Restate the listing below word for word, omitting any images.

*** Raw data

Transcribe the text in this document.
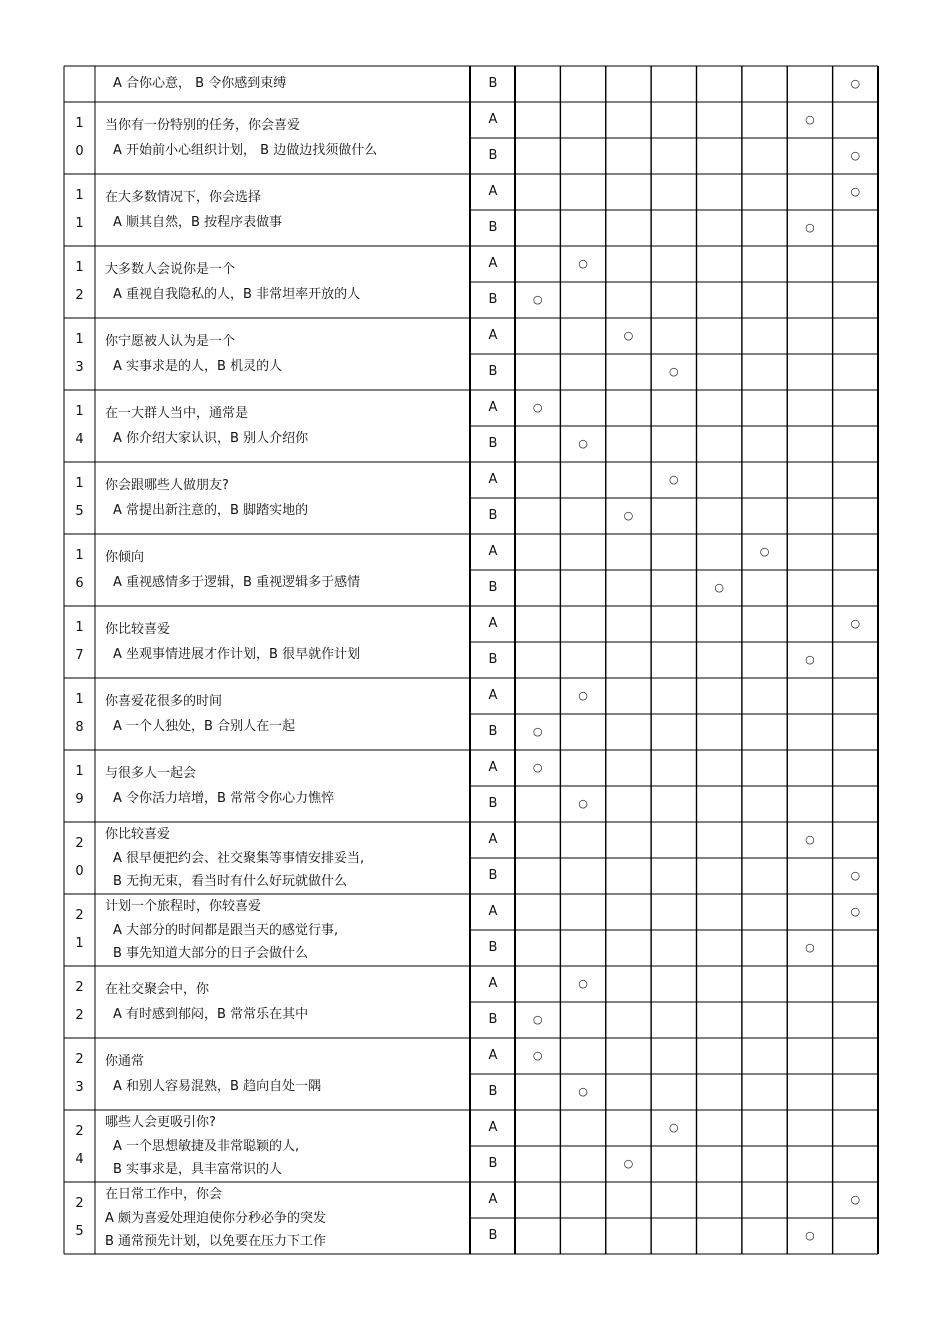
A 合你心意， B 令你感到束缚	B	○
1
0
当你有一份特别的任务，你会喜爱
A 开始前小心组织计划， B 边做边找须做什么
A
B
○
○
1
1
在大多数情况下，你会选择
A 顺其自然，B 按程序表做事
A
B
○
○
1
2
大多数人会说你是一个
A 重视自我隐私的人，B 非常坦率开放的人
A
B
○
○
1
3
你宁愿被人认为是一个
A 实事求是的人，B 机灵的人
A
B
○
○
1
4
在一大群人当中，通常是
A 你介绍大家认识，B 别人介绍你
A
B
○
○
1
5
你会跟哪些人做朋友?
A 常提出新注意的，B 脚踏实地的
A
B
○
○
1
6
你倾向
A 重视感情多于逻辑，B 重视逻辑多于感情
A
B
○
○
1
7
你比较喜爱
A 坐观事情进展才作计划，B 很早就作计划
A
B
○
○
1
8
你喜爱花很多的时间
A 一个人独处，B 合别人在一起
A
B
○
○
1
9
与很多人一起会
A 令你活力培增，B 常常令你心力憔悴
A
B
○
○
2
0
你比较喜爱
A 很早便把约会、社交聚集等事情安排妥当,
B 无拘无束，看当时有什么好玩就做什么
A
B
○
○
2
1
计划一个旅程时，你较喜爱
A 大部分的时间都是跟当天的感觉行事,
B 事先知道大部分的日子会做什么
A
B
○
○
2
2
在社交聚会中，你
A 有时感到郁闷，B 常常乐在其中
A
B
○
○
2
3
你通常
A 和别人容易混熟，B 趋向自处一隅
A
B
○
○
2
4
哪些人会更吸引你?
A 一个思想敏捷及非常聪颖的人,
B 实事求是，具丰富常识的人
A
B
○
○
2
5
在日常工作中，你会
A 颇为喜爱处理迫使你分秒必争的突发
B 通常预先计划，以免要在压力下工作
A
B
○
○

******

— Task answer —
Transcribe the text in this document.
A 合你心意， B 令你感到束缚	B	○
1
0
当你有一份特别的任务，你会喜爱
A 开始前小心组织计划， B 边做边找须做什么
A
B
○
○
1
1
在大多数情况下，你会选择
A 顺其自然，B 按程序表做事
A
B
○
○
1
2
大多数人会说你是一个
A 重视自我隐私的人，B 非常坦率开放的人
A
B
○
○
1
3
你宁愿被人认为是一个
A 实事求是的人，B 机灵的人
A
B
○
○
1
4
在一大群人当中，通常是
A 你介绍大家认识，B 别人介绍你
A
B
○
○
1
5
你会跟哪些人做朋友?
A 常提出新注意的，B 脚踏实地的
A
B
○
○
1
6
你倾向
A 重视感情多于逻辑，B 重视逻辑多于感情
A
B
○
○
1
7
你比较喜爱
A 坐观事情进展才作计划，B 很早就作计划
A
B
○
○
1
8
你喜爱花很多的时间
A 一个人独处，B 合别人在一起
A
B
○
○
1
9
与很多人一起会
A 令你活力培增，B 常常令你心力憔悴
A
B
○
○
2
0
你比较喜爱
A 很早便把约会、社交聚集等事情安排妥当,
B 无拘无束，看当时有什么好玩就做什么
A
B
○
○
2
1
计划一个旅程时，你较喜爱
A 大部分的时间都是跟当天的感觉行事,
B 事先知道大部分的日子会做什么
A
B
○
○
2
2
在社交聚会中，你
A 有时感到郁闷，B 常常乐在其中
A
B
○
○
2
3
你通常
A 和别人容易混熟，B 趋向自处一隅
A
B
○
○
2
4
哪些人会更吸引你?
A 一个思想敏捷及非常聪颖的人,
B 实事求是，具丰富常识的人
A
B
○
○
2
5
在日常工作中，你会
A 颇为喜爱处理迫使你分秒必争的突发
B 通常预先计划，以免要在压力下工作
A
B
○
○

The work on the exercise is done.